[Extracts from a graphics dataset]
::::

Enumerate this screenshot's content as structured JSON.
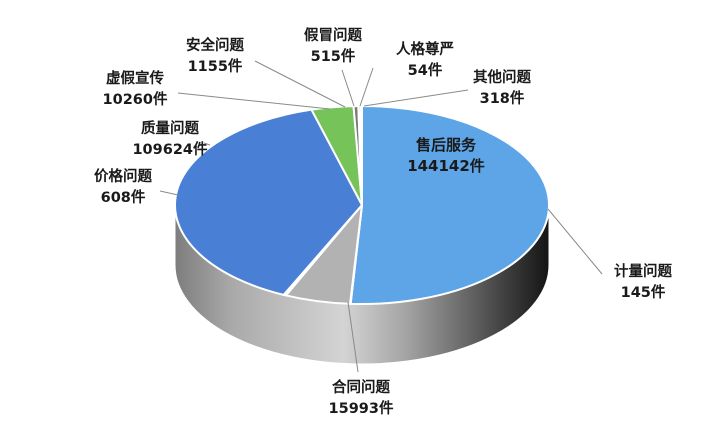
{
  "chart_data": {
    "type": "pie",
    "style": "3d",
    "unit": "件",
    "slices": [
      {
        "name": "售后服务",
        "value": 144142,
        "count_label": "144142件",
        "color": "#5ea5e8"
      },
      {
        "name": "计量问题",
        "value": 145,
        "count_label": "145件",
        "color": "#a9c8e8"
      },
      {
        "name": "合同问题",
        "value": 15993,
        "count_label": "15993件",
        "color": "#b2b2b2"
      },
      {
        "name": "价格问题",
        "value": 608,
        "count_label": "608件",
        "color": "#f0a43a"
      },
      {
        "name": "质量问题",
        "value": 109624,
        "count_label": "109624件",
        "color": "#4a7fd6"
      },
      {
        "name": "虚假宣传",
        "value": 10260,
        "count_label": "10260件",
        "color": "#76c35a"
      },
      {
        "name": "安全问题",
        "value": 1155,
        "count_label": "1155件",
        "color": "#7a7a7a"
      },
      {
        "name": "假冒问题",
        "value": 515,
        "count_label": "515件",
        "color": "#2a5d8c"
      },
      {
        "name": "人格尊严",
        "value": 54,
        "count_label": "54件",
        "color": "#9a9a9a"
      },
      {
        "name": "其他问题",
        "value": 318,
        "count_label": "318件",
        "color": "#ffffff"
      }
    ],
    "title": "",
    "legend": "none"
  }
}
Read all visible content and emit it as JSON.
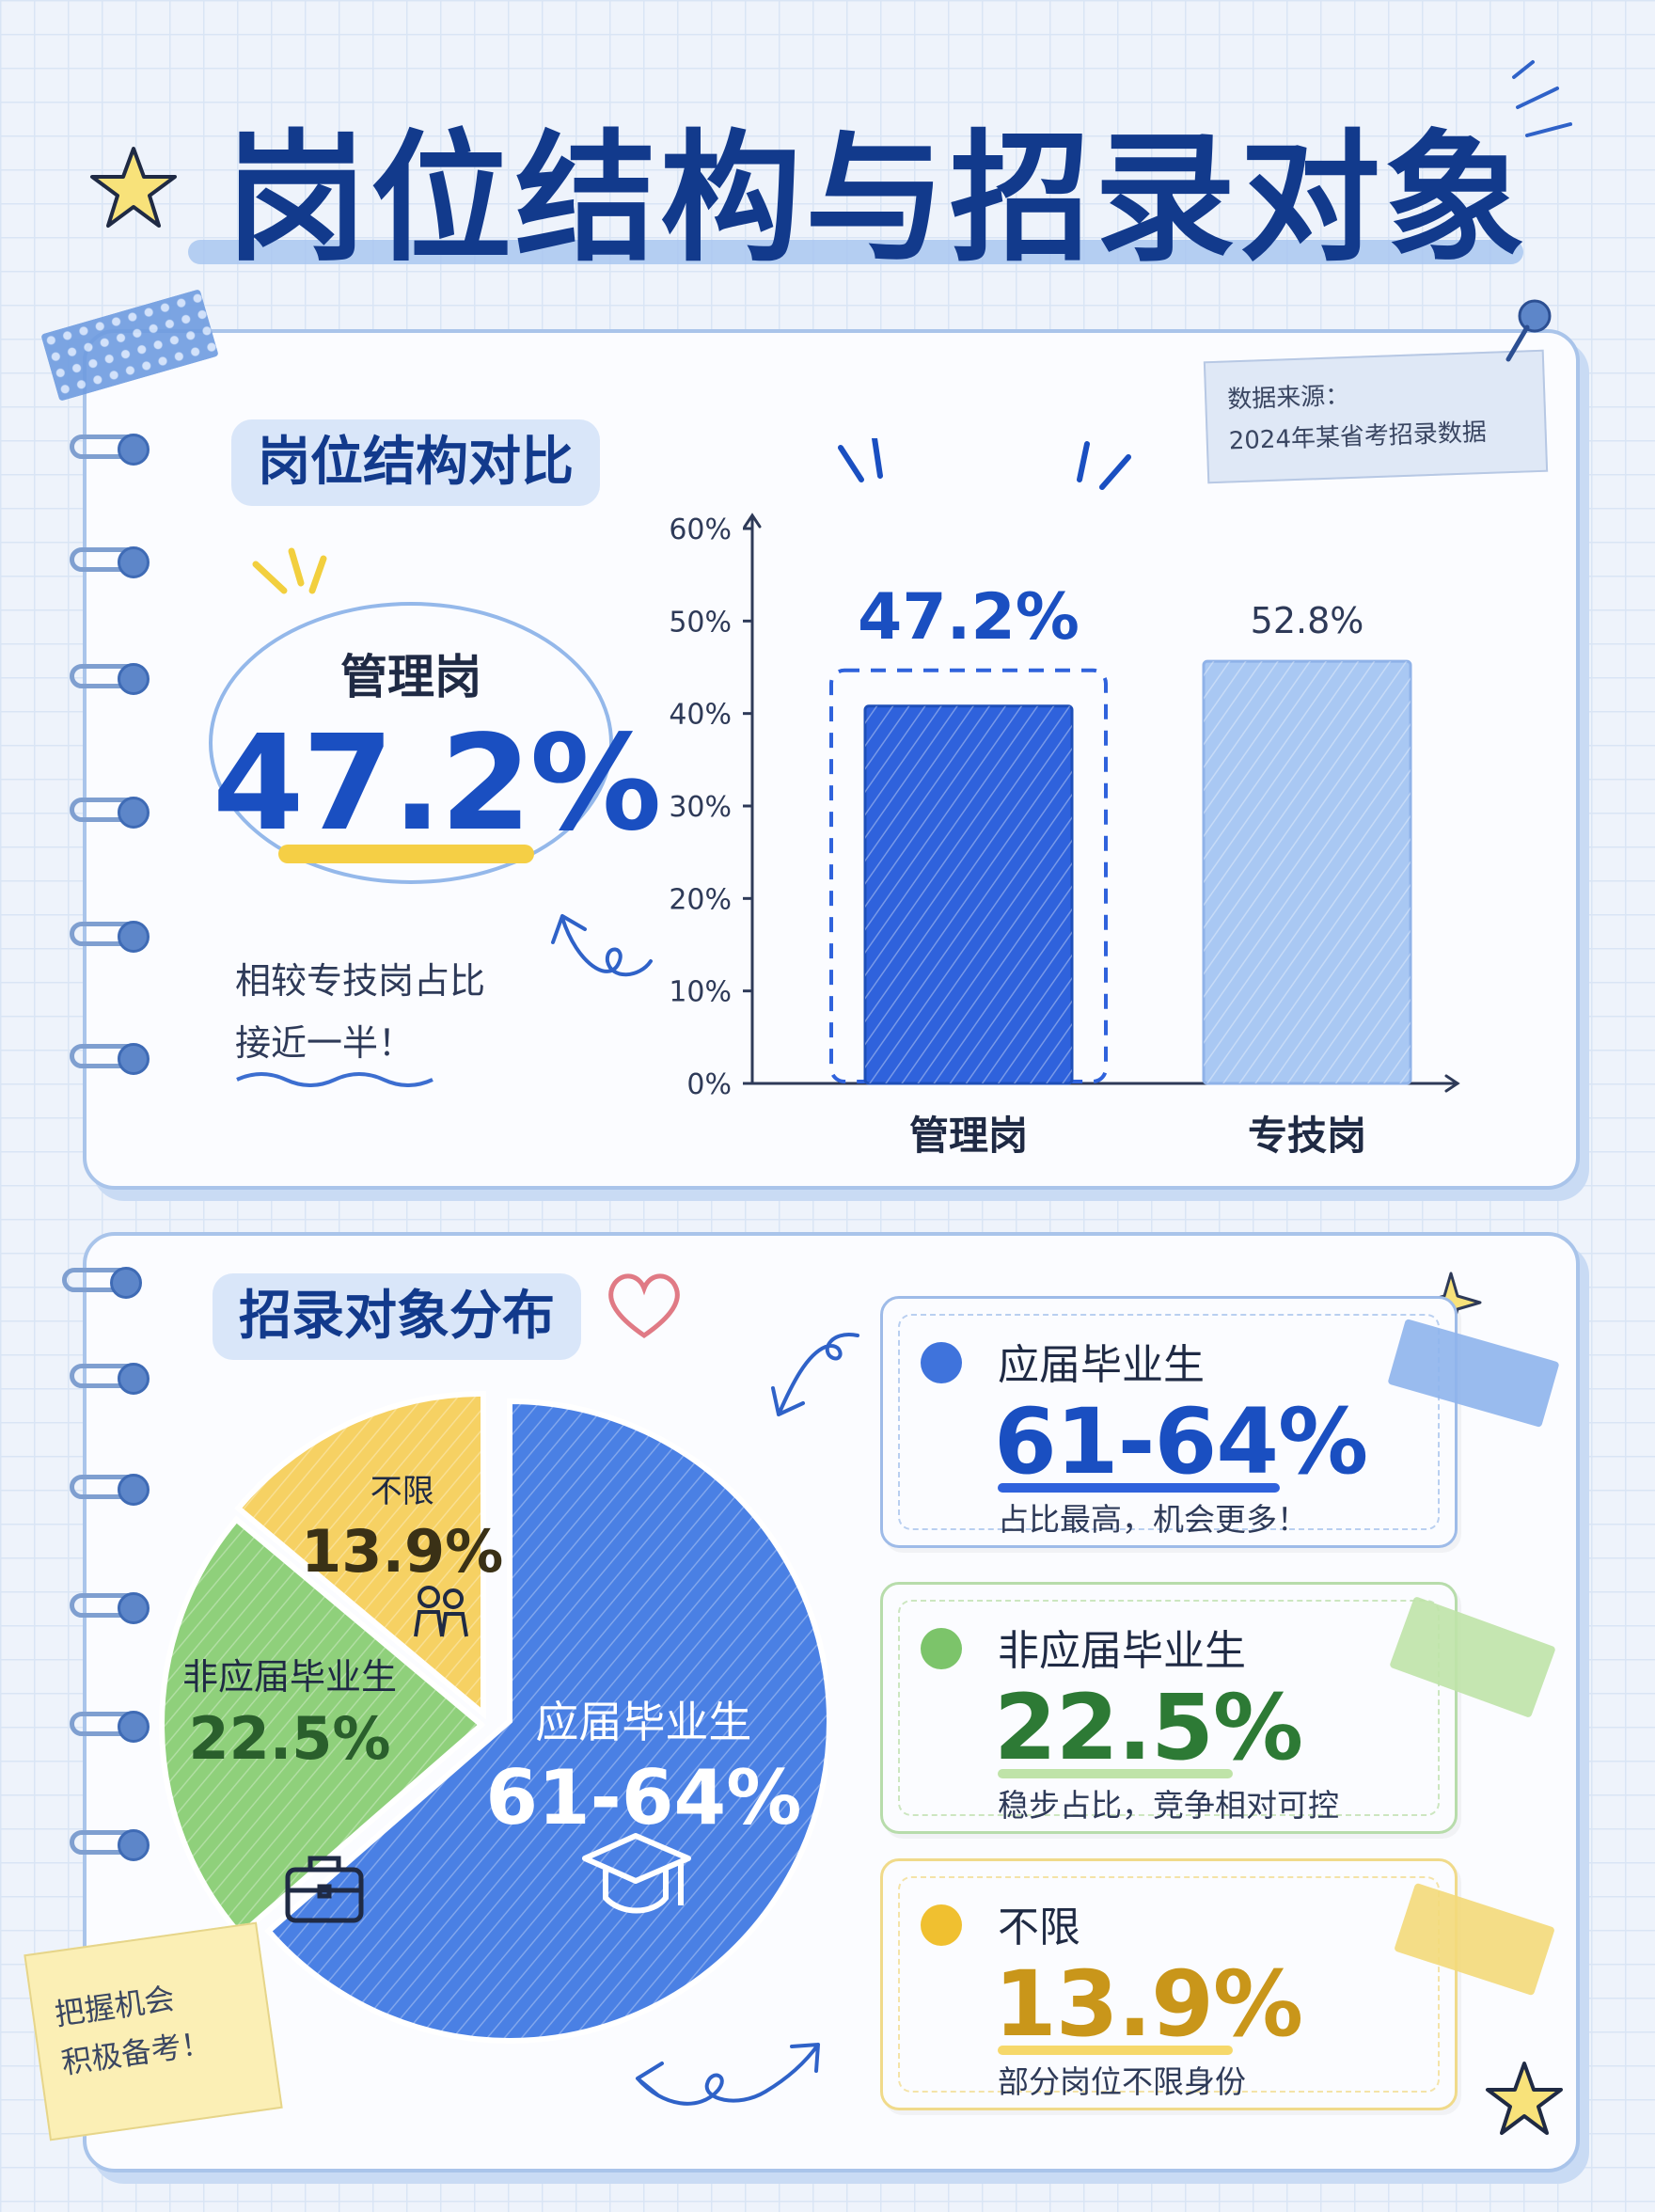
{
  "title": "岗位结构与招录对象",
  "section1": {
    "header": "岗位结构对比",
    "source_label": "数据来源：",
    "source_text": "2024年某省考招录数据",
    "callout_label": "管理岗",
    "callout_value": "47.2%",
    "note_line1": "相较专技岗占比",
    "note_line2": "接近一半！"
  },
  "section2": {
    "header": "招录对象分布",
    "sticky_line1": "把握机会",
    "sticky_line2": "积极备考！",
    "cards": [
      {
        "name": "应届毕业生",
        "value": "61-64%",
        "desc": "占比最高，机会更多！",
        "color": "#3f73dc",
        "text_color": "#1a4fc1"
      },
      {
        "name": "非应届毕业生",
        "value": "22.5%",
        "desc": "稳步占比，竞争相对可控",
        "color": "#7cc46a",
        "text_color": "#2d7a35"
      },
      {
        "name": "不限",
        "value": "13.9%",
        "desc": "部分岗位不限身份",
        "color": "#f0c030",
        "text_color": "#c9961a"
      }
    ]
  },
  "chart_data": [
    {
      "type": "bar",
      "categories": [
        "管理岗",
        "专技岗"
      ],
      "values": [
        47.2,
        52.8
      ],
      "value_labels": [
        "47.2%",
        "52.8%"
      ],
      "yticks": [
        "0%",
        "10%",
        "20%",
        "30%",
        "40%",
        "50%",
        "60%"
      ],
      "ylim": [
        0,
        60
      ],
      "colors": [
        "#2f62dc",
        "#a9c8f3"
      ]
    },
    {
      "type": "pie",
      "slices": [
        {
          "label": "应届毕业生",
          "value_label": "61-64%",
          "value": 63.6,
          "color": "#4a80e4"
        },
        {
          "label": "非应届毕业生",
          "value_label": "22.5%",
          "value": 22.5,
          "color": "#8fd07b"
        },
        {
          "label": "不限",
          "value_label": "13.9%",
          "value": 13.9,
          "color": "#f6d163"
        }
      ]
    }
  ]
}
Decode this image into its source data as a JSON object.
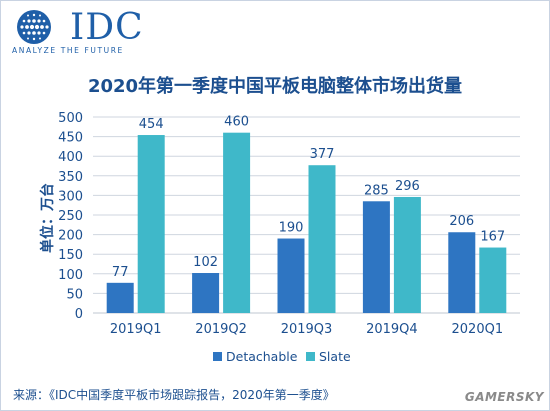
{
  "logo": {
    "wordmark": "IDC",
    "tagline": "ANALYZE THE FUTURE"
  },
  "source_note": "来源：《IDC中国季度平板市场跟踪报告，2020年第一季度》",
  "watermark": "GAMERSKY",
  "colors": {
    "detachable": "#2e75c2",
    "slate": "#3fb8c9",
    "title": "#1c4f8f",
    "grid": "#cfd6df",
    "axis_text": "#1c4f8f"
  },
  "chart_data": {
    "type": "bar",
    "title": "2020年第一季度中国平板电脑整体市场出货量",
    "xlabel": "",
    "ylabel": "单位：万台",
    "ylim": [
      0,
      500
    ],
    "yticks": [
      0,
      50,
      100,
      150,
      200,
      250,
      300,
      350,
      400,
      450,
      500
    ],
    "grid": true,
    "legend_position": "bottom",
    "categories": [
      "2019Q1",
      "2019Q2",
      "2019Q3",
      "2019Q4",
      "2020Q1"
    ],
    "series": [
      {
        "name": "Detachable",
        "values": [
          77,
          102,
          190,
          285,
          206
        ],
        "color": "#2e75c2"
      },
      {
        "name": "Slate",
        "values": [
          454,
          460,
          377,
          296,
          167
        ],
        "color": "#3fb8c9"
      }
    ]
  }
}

::::

Find each line that has the word "title", then copy it out.

Result.
    "title": "",
  "title": "岗位结构与招录对象",
    "title": "#1c4f8f",
    "title": "2020年第一季度中国平板电脑整体市场出货量",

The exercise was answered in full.